[begin RECORDS SHOWN]

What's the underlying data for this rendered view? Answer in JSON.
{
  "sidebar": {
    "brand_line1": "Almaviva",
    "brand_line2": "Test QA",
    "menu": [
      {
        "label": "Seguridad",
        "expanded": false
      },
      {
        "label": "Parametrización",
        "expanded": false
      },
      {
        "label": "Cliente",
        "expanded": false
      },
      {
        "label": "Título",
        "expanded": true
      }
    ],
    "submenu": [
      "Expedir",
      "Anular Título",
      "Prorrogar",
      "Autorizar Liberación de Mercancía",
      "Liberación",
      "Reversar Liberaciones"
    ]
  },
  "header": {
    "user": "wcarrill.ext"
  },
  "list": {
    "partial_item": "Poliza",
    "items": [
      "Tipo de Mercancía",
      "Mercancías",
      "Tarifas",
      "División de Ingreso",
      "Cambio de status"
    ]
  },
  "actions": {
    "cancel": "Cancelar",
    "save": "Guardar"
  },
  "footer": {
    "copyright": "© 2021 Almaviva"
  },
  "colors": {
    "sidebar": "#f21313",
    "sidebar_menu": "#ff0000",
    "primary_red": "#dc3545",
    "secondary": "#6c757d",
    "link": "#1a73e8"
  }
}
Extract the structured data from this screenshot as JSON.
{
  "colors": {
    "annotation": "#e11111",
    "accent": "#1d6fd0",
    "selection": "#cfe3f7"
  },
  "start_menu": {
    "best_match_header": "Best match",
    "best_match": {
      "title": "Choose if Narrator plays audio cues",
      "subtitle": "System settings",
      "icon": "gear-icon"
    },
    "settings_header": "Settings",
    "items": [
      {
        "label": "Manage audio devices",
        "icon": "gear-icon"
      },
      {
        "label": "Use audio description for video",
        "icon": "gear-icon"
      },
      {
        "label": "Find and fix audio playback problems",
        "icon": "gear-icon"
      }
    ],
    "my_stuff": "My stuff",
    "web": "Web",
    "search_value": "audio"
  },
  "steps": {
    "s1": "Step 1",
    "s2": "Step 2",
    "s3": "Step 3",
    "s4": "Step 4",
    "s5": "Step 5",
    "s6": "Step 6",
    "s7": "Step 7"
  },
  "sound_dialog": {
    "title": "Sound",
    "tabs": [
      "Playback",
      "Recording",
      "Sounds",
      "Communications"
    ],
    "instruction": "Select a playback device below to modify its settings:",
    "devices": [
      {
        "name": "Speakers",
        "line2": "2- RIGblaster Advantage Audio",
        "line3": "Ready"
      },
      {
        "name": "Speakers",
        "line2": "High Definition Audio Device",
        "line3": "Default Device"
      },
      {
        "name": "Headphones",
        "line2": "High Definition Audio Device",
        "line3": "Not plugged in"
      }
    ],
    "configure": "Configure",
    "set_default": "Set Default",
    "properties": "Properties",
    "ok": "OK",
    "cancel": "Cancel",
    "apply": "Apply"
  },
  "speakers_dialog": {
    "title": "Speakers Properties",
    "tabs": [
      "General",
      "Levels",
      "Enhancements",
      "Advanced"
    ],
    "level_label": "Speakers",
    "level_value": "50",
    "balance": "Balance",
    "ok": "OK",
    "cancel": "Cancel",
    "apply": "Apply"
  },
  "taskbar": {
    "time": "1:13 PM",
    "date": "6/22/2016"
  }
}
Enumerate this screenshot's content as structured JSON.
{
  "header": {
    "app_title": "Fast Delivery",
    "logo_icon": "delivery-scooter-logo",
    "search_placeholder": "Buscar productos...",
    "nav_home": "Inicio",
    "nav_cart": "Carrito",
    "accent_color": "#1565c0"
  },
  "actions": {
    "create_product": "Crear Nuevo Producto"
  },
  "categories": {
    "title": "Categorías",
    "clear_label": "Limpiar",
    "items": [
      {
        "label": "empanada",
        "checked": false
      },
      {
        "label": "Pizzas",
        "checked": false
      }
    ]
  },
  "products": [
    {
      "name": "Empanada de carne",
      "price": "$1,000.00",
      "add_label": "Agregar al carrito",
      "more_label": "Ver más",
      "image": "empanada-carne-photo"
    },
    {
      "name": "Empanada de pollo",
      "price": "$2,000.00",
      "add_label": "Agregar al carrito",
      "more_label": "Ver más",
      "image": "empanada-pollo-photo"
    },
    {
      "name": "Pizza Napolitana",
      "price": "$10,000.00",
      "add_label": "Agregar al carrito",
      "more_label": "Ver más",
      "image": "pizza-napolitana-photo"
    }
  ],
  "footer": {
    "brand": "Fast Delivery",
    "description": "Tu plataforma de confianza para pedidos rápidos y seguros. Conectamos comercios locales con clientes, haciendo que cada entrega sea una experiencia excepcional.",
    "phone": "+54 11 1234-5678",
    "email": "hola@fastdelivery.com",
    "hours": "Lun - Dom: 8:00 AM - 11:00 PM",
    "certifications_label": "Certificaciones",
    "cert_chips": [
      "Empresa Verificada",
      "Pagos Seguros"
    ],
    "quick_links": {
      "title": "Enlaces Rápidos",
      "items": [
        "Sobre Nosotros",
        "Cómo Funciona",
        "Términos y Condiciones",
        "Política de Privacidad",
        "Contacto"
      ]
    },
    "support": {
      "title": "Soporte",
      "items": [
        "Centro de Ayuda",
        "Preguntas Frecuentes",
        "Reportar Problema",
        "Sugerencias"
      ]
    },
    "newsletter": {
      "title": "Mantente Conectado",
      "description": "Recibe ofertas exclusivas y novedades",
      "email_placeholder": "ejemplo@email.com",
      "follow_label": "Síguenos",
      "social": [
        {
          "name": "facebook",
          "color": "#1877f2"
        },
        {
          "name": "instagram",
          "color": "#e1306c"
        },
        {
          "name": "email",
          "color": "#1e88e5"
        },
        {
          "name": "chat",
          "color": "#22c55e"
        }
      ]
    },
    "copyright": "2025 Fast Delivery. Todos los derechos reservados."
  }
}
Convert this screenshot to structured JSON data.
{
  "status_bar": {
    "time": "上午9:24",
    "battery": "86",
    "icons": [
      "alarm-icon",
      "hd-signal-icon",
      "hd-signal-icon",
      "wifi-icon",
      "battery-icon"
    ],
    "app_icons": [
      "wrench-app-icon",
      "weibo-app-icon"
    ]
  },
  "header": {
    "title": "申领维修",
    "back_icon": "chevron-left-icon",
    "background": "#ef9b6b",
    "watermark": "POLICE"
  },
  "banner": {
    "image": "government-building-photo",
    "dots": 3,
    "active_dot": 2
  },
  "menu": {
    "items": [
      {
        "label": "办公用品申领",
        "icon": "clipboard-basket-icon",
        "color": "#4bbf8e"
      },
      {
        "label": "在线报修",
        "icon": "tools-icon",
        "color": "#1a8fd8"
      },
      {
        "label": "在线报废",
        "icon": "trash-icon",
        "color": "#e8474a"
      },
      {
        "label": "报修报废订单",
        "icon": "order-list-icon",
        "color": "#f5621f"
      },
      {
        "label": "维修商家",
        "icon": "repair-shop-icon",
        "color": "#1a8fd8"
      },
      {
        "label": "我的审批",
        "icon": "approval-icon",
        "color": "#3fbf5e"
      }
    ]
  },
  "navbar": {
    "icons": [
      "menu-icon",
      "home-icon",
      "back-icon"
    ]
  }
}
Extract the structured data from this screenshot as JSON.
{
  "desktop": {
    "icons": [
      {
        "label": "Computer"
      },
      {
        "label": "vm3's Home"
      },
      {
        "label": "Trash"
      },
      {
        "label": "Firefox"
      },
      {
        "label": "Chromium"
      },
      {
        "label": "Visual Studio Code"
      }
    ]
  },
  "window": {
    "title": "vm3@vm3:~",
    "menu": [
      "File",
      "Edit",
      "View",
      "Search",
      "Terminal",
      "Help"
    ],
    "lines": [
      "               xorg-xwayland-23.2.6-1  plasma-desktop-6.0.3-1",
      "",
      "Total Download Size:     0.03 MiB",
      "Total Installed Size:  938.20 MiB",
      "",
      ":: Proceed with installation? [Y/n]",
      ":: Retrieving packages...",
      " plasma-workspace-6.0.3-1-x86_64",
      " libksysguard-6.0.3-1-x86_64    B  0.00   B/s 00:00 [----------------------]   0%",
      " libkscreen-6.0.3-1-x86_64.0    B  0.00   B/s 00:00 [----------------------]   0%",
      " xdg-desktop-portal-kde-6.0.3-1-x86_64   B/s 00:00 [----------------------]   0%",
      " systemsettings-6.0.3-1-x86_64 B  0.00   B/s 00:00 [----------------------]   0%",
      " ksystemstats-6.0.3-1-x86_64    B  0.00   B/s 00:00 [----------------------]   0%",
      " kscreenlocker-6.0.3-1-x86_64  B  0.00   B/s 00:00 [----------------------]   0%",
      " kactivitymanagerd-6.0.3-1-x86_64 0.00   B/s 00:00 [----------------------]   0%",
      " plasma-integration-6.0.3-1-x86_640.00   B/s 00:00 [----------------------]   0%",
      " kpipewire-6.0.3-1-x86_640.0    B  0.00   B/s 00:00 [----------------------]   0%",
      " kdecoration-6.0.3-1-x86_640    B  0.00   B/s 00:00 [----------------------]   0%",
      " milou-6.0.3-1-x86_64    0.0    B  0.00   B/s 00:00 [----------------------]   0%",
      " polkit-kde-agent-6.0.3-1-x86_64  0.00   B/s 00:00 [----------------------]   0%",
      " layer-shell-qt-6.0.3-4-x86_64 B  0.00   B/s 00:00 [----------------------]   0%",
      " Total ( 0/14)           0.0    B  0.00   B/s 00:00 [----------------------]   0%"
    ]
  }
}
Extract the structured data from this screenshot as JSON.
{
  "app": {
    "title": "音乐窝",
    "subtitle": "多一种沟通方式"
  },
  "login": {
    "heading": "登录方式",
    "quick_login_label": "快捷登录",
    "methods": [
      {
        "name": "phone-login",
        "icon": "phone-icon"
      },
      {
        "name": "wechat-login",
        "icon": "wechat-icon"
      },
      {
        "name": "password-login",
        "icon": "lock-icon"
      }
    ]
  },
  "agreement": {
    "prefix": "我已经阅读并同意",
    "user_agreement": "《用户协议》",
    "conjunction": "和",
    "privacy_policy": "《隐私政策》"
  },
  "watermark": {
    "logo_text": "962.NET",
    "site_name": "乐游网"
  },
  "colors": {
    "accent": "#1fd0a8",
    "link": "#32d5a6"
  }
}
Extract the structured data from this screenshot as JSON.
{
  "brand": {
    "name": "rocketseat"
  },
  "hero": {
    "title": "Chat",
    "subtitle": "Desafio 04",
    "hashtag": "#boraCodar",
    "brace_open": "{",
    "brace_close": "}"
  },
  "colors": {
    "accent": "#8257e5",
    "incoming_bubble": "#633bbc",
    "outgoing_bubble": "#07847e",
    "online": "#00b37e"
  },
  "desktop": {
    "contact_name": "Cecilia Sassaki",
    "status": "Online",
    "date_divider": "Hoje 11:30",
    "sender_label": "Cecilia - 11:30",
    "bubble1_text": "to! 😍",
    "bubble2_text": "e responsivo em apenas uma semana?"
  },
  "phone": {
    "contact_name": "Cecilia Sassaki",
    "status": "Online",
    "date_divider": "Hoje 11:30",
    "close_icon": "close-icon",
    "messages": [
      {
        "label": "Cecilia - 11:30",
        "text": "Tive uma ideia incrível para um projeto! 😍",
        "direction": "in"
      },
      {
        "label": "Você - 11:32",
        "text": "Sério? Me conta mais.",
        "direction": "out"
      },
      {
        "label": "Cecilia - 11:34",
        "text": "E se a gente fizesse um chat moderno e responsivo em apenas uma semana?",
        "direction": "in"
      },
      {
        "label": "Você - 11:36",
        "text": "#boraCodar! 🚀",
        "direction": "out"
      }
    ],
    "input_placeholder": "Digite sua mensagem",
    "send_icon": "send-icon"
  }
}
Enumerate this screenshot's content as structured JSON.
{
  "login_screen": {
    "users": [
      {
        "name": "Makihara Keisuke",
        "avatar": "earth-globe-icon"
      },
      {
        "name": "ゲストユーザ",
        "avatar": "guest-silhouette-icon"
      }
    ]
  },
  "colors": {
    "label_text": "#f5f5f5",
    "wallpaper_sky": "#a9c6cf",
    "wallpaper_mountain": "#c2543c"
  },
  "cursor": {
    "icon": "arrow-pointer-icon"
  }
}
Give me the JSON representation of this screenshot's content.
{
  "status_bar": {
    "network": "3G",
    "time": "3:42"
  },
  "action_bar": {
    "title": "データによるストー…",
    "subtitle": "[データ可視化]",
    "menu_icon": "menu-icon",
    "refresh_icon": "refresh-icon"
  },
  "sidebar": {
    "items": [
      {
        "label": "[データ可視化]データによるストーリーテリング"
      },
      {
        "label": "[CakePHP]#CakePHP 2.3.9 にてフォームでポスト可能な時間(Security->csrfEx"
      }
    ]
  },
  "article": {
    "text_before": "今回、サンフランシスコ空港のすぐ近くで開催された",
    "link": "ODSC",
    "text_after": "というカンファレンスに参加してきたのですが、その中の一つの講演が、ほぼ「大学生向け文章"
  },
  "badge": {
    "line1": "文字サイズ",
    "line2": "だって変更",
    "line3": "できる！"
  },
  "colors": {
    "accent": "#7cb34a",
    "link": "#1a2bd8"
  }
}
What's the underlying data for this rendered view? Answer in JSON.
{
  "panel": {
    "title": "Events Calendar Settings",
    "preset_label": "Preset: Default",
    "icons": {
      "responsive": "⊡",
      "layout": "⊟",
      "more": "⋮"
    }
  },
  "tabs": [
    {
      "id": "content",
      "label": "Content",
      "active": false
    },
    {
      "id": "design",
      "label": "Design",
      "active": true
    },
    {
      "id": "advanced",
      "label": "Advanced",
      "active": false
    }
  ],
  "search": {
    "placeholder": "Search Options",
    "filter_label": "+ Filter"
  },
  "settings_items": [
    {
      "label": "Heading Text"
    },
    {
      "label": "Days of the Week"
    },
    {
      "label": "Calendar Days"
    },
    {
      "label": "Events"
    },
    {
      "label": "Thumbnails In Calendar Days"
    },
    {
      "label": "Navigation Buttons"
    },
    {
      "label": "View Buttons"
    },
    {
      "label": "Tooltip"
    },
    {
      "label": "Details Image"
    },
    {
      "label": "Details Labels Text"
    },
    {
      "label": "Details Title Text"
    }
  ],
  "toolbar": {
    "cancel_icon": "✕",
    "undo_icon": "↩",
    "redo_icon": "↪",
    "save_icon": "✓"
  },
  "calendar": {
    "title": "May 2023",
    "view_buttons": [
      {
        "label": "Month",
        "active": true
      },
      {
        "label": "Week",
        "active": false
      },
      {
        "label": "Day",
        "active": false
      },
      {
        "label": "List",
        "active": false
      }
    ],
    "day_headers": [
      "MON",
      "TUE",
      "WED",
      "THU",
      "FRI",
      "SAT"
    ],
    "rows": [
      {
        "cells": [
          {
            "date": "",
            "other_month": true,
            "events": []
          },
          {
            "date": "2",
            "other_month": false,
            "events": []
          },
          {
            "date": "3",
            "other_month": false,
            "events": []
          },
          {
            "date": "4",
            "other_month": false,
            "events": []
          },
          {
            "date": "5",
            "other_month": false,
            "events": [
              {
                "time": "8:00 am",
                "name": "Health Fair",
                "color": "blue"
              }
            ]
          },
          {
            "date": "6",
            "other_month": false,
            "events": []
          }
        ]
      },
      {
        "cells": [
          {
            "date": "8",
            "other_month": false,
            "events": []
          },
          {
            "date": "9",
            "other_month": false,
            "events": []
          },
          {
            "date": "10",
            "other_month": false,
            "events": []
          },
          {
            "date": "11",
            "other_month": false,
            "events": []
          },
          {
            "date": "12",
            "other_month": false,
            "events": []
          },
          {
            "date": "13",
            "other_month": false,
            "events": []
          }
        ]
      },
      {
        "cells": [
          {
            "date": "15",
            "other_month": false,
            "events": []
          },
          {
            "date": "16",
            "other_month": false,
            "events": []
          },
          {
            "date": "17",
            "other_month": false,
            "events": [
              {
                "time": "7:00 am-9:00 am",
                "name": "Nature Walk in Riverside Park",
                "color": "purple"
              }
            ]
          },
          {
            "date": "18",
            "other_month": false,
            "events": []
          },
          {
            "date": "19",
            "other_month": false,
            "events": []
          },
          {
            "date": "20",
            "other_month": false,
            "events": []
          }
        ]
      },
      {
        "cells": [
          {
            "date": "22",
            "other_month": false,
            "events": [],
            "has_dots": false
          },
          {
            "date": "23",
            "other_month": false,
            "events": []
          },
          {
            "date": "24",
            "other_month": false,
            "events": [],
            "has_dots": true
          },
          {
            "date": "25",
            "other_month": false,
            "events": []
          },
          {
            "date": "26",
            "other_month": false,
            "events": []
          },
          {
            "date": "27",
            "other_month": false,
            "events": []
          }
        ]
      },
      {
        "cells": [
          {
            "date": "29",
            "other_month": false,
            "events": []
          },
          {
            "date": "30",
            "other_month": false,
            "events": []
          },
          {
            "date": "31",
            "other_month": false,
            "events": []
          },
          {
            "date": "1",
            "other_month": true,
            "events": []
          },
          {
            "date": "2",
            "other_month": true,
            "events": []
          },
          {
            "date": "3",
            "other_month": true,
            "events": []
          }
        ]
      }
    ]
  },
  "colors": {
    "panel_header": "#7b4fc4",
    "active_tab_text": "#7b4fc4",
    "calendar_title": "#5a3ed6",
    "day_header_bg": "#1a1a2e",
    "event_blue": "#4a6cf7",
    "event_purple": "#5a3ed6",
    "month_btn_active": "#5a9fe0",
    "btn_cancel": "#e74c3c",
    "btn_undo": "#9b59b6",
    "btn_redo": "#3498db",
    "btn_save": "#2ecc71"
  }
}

[end RECORDS SHOWN]

Which lines include "Days"? Copy each of them out.

= RESPONSE TO THIS TASK =
      "label": "Days of the Week"
      "label": "Calendar Days"
      "label": "Thumbnails In Calendar Days"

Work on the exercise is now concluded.